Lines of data
.....

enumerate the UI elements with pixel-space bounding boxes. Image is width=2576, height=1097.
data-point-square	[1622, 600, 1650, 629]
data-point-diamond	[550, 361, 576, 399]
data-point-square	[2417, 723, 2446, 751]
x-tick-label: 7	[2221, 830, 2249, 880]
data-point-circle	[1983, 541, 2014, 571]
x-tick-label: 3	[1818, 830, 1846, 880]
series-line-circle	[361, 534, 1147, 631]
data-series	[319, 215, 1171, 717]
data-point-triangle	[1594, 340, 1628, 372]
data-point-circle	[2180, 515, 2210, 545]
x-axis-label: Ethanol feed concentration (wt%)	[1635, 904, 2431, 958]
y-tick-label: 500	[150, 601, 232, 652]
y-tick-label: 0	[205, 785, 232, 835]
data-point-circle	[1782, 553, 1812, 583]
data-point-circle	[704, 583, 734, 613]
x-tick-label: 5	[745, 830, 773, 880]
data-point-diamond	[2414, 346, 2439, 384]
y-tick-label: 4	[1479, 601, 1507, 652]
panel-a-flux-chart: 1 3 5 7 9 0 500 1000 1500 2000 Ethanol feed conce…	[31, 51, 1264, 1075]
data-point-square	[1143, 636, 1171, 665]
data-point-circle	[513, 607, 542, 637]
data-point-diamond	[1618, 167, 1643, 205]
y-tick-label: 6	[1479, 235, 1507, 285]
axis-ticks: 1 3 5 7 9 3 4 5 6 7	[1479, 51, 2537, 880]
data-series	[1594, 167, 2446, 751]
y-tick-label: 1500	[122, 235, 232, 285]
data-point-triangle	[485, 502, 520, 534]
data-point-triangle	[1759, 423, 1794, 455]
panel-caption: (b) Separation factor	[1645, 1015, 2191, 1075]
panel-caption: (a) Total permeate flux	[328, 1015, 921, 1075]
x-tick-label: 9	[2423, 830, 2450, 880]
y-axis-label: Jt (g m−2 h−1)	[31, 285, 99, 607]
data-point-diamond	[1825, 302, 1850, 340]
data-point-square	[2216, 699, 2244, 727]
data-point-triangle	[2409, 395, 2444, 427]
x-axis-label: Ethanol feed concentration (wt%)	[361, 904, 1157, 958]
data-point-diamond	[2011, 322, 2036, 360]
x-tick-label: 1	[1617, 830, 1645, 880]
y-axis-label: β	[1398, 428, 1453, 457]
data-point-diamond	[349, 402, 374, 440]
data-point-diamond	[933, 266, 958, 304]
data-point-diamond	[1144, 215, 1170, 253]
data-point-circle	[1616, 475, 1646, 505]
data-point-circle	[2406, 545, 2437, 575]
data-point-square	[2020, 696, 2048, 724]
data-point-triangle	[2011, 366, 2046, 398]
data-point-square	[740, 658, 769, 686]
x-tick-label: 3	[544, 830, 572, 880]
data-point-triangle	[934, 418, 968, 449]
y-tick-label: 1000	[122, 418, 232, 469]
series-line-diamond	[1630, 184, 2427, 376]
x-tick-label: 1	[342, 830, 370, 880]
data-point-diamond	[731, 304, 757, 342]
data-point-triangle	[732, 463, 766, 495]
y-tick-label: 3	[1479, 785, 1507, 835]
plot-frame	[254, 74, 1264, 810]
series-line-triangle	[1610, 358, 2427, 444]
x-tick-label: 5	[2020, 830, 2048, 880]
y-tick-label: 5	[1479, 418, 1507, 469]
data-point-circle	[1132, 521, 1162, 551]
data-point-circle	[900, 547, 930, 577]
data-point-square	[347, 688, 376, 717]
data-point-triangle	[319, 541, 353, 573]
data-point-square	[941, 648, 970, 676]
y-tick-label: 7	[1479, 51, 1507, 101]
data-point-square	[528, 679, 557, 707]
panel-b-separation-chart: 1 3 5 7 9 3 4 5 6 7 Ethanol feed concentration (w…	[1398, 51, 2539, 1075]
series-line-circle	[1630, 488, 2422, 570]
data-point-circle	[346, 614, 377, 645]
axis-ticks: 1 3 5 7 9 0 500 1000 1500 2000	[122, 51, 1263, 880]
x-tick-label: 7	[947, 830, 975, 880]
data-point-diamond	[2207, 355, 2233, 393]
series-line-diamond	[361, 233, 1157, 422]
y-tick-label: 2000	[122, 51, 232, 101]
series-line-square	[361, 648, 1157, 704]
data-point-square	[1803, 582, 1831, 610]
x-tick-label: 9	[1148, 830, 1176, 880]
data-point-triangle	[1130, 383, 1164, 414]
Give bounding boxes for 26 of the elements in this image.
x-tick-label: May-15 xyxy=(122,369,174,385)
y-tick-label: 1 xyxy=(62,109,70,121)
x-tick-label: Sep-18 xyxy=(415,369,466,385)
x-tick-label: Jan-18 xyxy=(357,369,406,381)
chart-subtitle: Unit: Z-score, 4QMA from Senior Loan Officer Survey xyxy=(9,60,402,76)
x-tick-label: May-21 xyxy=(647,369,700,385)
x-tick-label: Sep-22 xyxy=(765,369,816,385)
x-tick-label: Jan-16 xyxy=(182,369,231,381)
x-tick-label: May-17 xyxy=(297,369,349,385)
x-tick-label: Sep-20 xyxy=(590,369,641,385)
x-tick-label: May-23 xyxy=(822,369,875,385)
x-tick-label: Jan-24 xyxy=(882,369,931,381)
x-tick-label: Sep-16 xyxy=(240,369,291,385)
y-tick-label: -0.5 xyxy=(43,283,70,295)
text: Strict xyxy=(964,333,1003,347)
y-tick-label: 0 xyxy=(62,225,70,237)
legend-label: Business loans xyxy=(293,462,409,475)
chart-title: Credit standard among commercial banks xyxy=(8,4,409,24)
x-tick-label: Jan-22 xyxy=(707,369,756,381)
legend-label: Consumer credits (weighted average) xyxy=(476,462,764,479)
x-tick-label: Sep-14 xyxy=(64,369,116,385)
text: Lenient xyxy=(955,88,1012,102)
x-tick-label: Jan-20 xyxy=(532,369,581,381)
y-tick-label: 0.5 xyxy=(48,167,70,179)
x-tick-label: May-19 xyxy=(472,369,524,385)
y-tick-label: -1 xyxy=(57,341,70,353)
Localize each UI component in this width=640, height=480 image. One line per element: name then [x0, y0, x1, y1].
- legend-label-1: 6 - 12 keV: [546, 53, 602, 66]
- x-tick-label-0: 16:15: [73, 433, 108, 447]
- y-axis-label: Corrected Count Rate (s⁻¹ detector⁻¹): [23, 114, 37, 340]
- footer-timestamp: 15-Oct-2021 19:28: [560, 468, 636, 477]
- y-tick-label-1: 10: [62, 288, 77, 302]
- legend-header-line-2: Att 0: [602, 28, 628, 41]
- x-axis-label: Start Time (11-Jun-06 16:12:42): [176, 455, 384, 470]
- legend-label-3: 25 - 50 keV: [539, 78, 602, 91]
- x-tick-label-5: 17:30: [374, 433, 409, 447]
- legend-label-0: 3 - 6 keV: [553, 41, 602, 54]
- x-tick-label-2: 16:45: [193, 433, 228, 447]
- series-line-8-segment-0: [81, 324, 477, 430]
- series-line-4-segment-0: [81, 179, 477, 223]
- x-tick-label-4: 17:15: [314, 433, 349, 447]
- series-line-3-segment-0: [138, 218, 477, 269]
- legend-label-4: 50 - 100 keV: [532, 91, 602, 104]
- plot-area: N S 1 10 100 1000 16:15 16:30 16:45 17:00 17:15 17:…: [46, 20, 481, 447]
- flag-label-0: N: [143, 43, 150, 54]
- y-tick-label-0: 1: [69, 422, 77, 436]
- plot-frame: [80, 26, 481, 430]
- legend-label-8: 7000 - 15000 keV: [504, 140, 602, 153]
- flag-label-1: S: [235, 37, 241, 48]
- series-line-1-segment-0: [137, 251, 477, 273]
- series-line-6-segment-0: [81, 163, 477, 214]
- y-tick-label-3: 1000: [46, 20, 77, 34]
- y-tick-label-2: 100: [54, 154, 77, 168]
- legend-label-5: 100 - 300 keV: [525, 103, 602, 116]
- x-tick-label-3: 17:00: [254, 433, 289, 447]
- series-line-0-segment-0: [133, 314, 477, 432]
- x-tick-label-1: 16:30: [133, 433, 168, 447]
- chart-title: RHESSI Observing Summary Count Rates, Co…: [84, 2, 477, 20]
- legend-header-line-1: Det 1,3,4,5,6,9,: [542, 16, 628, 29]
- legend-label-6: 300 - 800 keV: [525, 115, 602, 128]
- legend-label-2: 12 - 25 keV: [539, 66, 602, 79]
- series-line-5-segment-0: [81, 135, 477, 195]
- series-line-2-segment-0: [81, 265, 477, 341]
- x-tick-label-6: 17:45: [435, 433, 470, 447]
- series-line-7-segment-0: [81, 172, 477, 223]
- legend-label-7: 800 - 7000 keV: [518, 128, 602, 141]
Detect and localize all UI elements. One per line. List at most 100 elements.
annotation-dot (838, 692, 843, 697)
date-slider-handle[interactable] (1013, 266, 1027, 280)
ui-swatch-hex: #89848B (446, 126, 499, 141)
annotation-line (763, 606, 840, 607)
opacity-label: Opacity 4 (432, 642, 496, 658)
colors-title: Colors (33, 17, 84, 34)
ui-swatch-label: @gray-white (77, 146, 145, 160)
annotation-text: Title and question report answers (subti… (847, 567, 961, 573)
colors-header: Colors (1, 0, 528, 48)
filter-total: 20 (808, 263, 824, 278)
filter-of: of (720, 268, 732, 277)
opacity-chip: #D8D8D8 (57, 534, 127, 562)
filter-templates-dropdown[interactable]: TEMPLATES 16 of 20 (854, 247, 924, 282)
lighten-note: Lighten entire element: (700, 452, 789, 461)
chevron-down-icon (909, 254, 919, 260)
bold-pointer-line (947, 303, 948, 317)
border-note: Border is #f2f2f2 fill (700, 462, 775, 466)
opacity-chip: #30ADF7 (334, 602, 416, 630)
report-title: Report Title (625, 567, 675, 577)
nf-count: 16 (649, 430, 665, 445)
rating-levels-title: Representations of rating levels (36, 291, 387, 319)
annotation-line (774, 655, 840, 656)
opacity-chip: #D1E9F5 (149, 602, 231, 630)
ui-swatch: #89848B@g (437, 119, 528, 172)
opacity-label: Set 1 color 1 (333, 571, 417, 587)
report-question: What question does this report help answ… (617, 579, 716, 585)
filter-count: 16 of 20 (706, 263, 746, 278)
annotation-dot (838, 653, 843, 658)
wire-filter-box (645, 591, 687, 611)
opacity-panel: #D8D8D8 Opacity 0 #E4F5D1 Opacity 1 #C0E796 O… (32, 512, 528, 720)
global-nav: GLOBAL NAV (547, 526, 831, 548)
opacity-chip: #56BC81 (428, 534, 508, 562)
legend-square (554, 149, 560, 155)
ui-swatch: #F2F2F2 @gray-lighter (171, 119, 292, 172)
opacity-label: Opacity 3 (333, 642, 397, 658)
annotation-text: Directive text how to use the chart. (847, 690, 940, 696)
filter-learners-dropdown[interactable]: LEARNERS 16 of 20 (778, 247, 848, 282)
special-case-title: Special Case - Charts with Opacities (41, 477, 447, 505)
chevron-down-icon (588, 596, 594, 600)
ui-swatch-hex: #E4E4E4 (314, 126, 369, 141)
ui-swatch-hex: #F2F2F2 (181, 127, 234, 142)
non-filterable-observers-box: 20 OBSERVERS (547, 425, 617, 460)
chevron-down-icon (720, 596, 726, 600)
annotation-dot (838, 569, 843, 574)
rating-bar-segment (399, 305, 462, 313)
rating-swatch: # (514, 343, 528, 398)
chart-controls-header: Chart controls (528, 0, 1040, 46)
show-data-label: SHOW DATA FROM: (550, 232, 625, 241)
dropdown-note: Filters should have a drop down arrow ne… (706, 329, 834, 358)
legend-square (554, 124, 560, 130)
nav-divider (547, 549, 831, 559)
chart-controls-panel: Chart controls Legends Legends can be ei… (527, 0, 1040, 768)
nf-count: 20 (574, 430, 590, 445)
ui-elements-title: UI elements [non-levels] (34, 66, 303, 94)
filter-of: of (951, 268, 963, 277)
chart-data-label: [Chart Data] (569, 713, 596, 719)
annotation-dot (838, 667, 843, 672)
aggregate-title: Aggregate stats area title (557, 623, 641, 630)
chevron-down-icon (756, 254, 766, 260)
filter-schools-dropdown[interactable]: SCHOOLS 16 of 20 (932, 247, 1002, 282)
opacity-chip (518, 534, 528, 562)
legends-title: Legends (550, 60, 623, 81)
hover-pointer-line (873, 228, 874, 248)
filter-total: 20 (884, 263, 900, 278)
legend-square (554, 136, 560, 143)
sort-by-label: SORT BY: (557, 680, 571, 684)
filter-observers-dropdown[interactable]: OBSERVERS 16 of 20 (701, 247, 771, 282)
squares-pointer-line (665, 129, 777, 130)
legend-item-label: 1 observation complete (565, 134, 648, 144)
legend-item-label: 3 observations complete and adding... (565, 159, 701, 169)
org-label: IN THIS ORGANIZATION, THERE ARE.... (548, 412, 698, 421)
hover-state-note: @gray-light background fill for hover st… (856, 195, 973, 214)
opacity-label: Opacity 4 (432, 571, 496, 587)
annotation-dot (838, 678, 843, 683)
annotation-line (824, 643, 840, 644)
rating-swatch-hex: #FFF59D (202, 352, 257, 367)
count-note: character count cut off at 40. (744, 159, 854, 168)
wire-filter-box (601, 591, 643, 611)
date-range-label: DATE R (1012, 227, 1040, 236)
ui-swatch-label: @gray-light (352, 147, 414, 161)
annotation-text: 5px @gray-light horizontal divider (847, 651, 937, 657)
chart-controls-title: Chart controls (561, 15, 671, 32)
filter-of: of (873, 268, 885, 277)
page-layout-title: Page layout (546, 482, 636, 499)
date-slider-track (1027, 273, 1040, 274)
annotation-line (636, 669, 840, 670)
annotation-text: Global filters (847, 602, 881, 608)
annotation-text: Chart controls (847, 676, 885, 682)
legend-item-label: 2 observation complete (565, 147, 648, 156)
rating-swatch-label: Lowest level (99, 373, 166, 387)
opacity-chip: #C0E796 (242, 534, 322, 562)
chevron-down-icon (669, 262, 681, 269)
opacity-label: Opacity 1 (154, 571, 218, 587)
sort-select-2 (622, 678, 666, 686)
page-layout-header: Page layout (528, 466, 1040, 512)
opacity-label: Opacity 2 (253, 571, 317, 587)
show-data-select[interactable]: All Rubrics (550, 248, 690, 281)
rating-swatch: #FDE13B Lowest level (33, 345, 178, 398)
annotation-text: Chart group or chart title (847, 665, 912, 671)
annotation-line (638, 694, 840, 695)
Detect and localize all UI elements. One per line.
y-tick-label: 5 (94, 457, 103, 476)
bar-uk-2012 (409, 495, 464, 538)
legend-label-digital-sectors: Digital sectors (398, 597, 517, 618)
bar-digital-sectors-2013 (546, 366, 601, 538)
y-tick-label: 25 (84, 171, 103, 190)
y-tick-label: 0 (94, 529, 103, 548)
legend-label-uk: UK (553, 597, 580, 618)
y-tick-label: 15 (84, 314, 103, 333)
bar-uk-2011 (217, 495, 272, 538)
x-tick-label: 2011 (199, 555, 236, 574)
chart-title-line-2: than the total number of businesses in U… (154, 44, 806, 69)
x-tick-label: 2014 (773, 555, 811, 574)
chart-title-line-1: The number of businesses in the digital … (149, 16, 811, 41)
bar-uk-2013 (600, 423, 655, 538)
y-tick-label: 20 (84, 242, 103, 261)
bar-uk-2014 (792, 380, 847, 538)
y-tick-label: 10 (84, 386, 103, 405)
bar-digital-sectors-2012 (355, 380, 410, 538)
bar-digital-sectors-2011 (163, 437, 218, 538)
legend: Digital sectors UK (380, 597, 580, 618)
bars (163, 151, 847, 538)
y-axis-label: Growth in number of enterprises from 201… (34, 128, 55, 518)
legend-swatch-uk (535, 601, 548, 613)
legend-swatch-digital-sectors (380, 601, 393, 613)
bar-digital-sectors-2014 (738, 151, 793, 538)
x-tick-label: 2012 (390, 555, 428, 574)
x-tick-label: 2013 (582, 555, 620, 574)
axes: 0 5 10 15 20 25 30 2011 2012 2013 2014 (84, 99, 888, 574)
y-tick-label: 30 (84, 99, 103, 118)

.....

The problem =
Reproduce verbatim every line of the items, from the very first line through the line that contains "553, 1812, 583]", including both ends.

Result =
enumerate the UI elements with pixel-space bounding boxes. Image is width=2576, height=1097.
data-point-square	[1622, 600, 1650, 629]
data-point-diamond	[550, 361, 576, 399]
data-point-square	[2417, 723, 2446, 751]
x-tick-label: 7	[2221, 830, 2249, 880]
data-point-circle	[1983, 541, 2014, 571]
x-tick-label: 3	[1818, 830, 1846, 880]
series-line-circle	[361, 534, 1147, 631]
data-series	[319, 215, 1171, 717]
data-point-triangle	[1594, 340, 1628, 372]
data-point-circle	[2180, 515, 2210, 545]
x-axis-label: Ethanol feed concentration (wt%)	[1635, 904, 2431, 958]
y-tick-label: 500	[150, 601, 232, 652]
y-tick-label: 0	[205, 785, 232, 835]
data-point-circle	[1782, 553, 1812, 583]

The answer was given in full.